EXERCISE PROMPT: Look for the string "otros" and copy every line that has it.

DATA SUPPLIED:
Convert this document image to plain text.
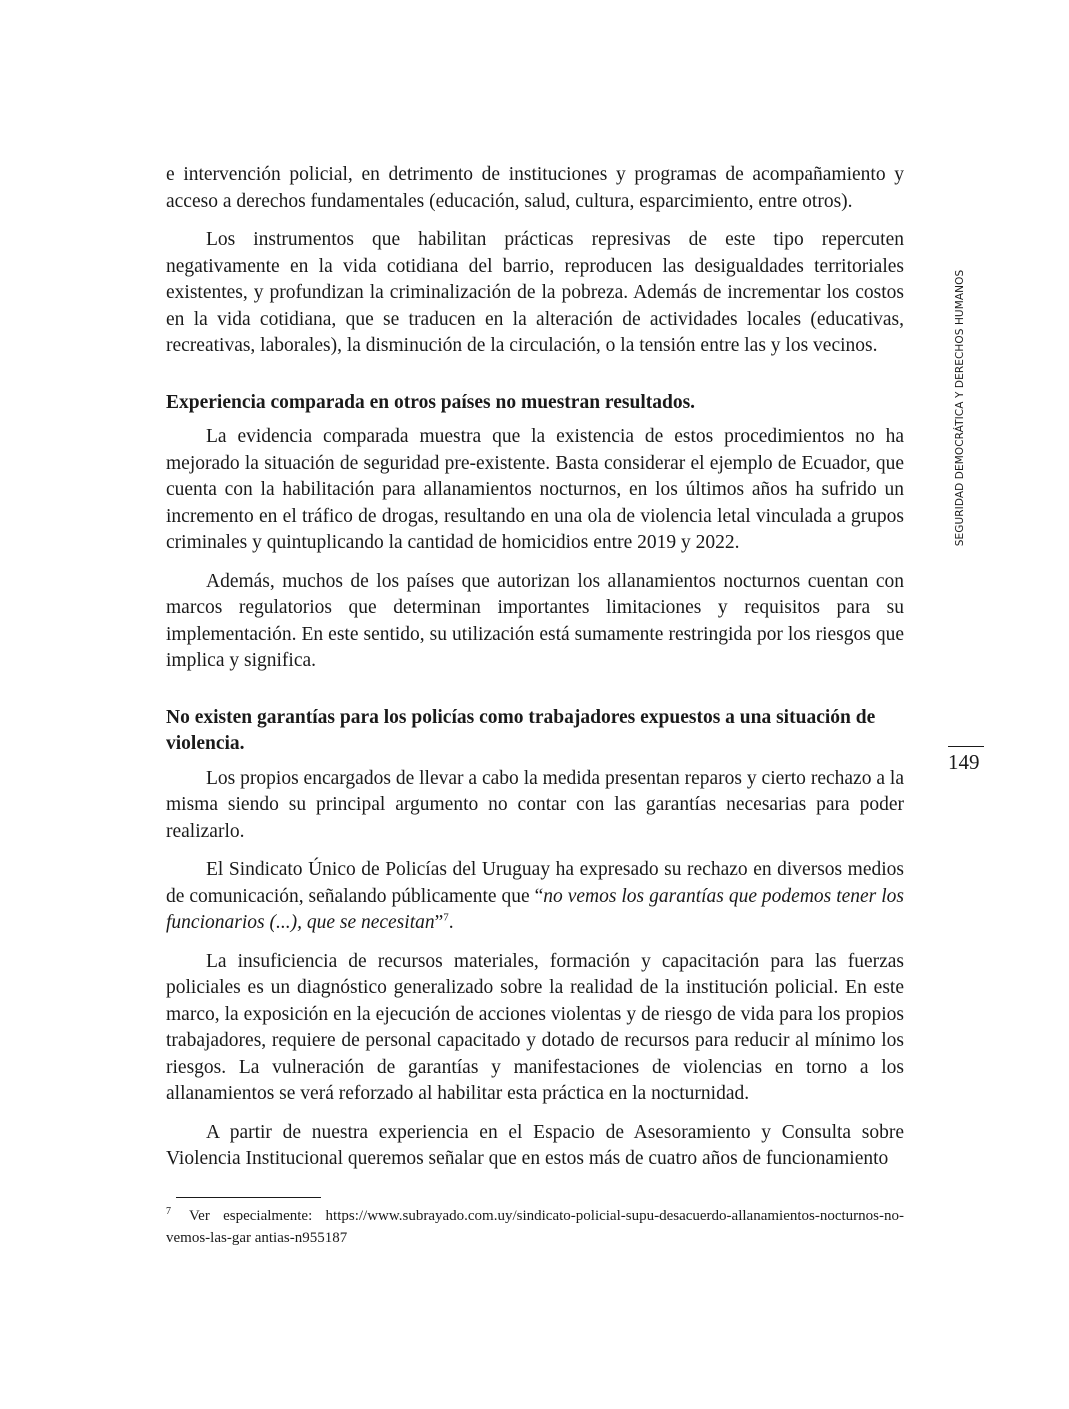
e intervención policial, en detrimento de instituciones y programas de acompañamiento y acceso a derechos fundamentales (educación, salud, cultura, esparcimiento, entre otros).

Los instrumentos que habilitan prácticas represivas de este tipo repercuten negativamente en la vida cotidiana del barrio, reproducen las desigualdades territoriales existentes, y profundizan la criminalización de la pobreza. Además de incrementar los costos en la vida cotidiana, que se traducen en la alteración de actividades locales (educativas, recreativas, laborales), la disminución de la circulación, o la tensión entre las y los vecinos.

Experiencia comparada en otros países no muestran resultados.

La evidencia comparada muestra que la existencia de estos procedimientos no ha mejorado la situación de seguridad pre-existente. Basta considerar el ejemplo de Ecuador, que cuenta con la habilitación para allanamientos nocturnos, en los últimos años ha sufrido un incremento en el tráfico de drogas, resultando en una ola de violencia letal vinculada a grupos criminales y quintuplicando la cantidad de homicidios entre 2019 y 2022.

Además, muchos de los países que autorizan los allanamientos nocturnos cuentan con marcos regulatorios que determinan importantes limitaciones y requisitos para su implementación. En este sentido, su utilización está sumamente restringida por los riesgos que implica y significa.

No existen garantías para los policías como trabajadores expuestos a una situación de violencia.

Los propios encargados de llevar a cabo la medida presentan reparos y cierto rechazo a la misma siendo su principal argumento no contar con las garantías necesarias para poder realizarlo.

El Sindicato Único de Policías del Uruguay ha expresado su rechazo en diversos medios de comunicación, señalando públicamente que “no vemos los garantías que podemos tener los funcionarios (...), que se necesitan”$^7$.

La insuficiencia de recursos materiales, formación y capacitación para las fuerzas policiales es un diagnóstico generalizado sobre la realidad de la institución policial. En este marco, la exposición en la ejecución de acciones violentas y de riesgo de vida para los propios trabajadores, requiere de personal capacitado y dotado de recursos para reducir al mínimo los riesgos. La vulneración de garantías y manifestaciones de violencias en torno a los allanamientos se verá reforzado al habilitar esta práctica en la nocturnidad.

A partir de nuestra experiencia en el Espacio de Asesoramiento y Consulta sobre Violencia Institucional queremos señalar que en estos más de cuatro años de funcionamiento

$^7$ Ver especialmente: https://www.subrayado.com.uy/sindicato-policial-supu-desacuerdo-allanamientos-nocturnos-no-vemos-las-gar antias-n955187
SEGURIDAD DEMOCRÁTICA Y DERECHOS HUMANOS
149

EXERCISE ANSWER:
e intervención policial, en detrimento de instituciones y programas de acompañamiento y acceso a derechos fundamentales (educación, salud, cultura, esparcimiento, entre otros).
Experiencia comparada en otros países no muestran resultados.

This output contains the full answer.